Write out all the data again, exactly as it stands.

# DATASET CONTENT

>> START

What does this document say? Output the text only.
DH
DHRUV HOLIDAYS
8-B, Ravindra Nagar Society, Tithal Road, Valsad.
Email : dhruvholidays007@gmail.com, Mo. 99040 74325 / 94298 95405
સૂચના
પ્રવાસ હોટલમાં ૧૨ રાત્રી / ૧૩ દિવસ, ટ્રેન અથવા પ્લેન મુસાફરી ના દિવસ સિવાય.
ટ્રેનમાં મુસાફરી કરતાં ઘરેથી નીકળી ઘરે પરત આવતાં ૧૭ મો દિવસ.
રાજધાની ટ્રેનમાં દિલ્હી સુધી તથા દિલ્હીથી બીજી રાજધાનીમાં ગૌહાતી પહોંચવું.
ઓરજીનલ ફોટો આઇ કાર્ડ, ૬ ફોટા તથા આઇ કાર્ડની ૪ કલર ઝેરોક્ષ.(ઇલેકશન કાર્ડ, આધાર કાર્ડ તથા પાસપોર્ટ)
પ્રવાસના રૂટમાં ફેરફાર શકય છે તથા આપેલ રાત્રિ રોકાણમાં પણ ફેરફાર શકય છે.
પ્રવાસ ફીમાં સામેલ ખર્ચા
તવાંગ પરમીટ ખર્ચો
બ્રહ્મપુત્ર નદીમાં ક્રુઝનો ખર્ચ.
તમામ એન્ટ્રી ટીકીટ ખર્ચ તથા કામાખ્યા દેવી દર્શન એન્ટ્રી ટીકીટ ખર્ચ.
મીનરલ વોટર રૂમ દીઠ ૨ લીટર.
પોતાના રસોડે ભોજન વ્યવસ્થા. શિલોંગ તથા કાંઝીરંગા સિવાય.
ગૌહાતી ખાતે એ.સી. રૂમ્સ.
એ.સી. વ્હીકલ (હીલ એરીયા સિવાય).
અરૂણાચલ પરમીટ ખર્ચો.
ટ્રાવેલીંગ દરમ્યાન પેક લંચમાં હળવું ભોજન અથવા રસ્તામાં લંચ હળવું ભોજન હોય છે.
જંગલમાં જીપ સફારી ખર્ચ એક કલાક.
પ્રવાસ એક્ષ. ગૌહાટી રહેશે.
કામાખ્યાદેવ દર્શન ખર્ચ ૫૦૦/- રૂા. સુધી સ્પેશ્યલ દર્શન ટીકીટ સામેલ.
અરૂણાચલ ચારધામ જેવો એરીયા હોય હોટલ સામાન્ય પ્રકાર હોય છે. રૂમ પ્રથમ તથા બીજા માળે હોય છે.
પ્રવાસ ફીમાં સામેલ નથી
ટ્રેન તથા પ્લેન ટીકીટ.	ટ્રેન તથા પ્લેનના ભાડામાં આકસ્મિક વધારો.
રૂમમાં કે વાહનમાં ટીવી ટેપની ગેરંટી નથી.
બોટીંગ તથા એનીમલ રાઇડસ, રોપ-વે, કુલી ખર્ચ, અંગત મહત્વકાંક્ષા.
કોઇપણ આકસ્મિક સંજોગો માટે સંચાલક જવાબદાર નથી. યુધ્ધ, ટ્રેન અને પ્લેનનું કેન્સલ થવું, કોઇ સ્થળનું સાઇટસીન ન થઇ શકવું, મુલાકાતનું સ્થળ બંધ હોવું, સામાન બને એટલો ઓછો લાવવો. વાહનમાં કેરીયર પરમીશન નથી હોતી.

>> END

# RESPONSE
What does this document say? Output the text only.
DH
DHRUV HOLIDAYS
8-B, Ravindra Nagar Society, Tithal Road, Valsad.
Email : dhruvholidays007@gmail.com, Mo. 99040 74325 / 94298 95405
સૂચના
પ્રવાસ હોટલમાં ૧૨ રાત્રી / ૧૩ દિવસ, ટ્રેન અથવા પ્લેન મુસાફરી ના દિવસ સિવાય.
ટ્રેનમાં મુસાફરી કરતાં ઘરેથી નીકળી ઘરે પરત આવતાં ૧૭ મો દિવસ.
રાજધાની ટ્રેનમાં દિલ્હી સુધી તથા દિલ્હીથી બીજી રાજધાનીમાં ગૌહાતી પહોંચવું.
ઓરજીનલ ફોટો આઇ કાર્ડ, ૬ ફોટા તથા આઇ કાર્ડની ૪ કલર ઝેરોક્ષ.(ઇલેકશન કાર્ડ, આધાર કાર્ડ તથા પાસપોર્ટ)
પ્રવાસના રૂટમાં ફેરફાર શકય છે તથા આપેલ રાત્રિ રોકાણમાં પણ ફેરફાર શકય છે.
પ્રવાસ ફીમાં સામેલ ખર્ચા
તવાંગ પરમીટ ખર્ચો
બ્રહ્મપુત્ર નદીમાં ક્રુઝનો ખર્ચ.
તમામ એન્ટ્રી ટીકીટ ખર્ચ તથા કામાખ્યા દેવી દર્શન એન્ટ્રી ટીકીટ ખર્ચ.
મીનરલ વોટર રૂમ દીઠ ૨ લીટર.
પોતાના રસોડે ભોજન વ્યવસ્થા. શિલોંગ તથા કાંઝીરંગા સિવાય.
ગૌહાતી ખાતે એ.સી. રૂમ્સ.
એ.સી. વ્હીકલ (હીલ એરીયા સિવાય).
અરૂણાચલ પરમીટ ખર્ચો.
ટ્રાવેલીંગ દરમ્યાન પેક લંચમાં હળવું ભોજન અથવા રસ્તામાં લંચ હળવું ભોજન હોય છે.
જંગલમાં જીપ સફારી ખર્ચ એક કલાક.
પ્રવાસ એક્ષ. ગૌહાટી રહેશે.
કામાખ્યાદેવ દર્શન ખર્ચ ૫૦૦/- રૂા. સુધી સ્પેશ્યલ દર્શન ટીકીટ સામેલ.
અરૂણાચલ ચારધામ જેવો એરીયા હોય હોટલ સામાન્ય પ્રકાર હોય છે. રૂમ પ્રથમ તથા બીજા માળે હોય છે.
પ્રવાસ ફીમાં સામેલ નથી
ટ્રેન તથા પ્લેન ટીકીટ.	ટ્રેન તથા પ્લેનના ભાડામાં આકસ્મિક વધારો.
રૂમમાં કે વાહનમાં ટીવી ટેપની ગેરંટી નથી.
બોટીંગ તથા એનીમલ રાઇડસ, રોપ-વે, કુલી ખર્ચ, અંગત મહત્વકાંક્ષા.
કોઇપણ આકસ્મિક સંજોગો માટે સંચાલક જવાબદાર નથી. યુધ્ધ, ટ્રેન અને પ્લેનનું કેન્સલ થવું, કોઇ સ્થળનું સાઇટસીન ન થઇ શકવું, મુલાકાતનું સ્થળ બંધ હોવું, સામાન બને એટલો ઓછો લાવવો. વાહનમાં કેરીયર પરમીશન નથી હોતી.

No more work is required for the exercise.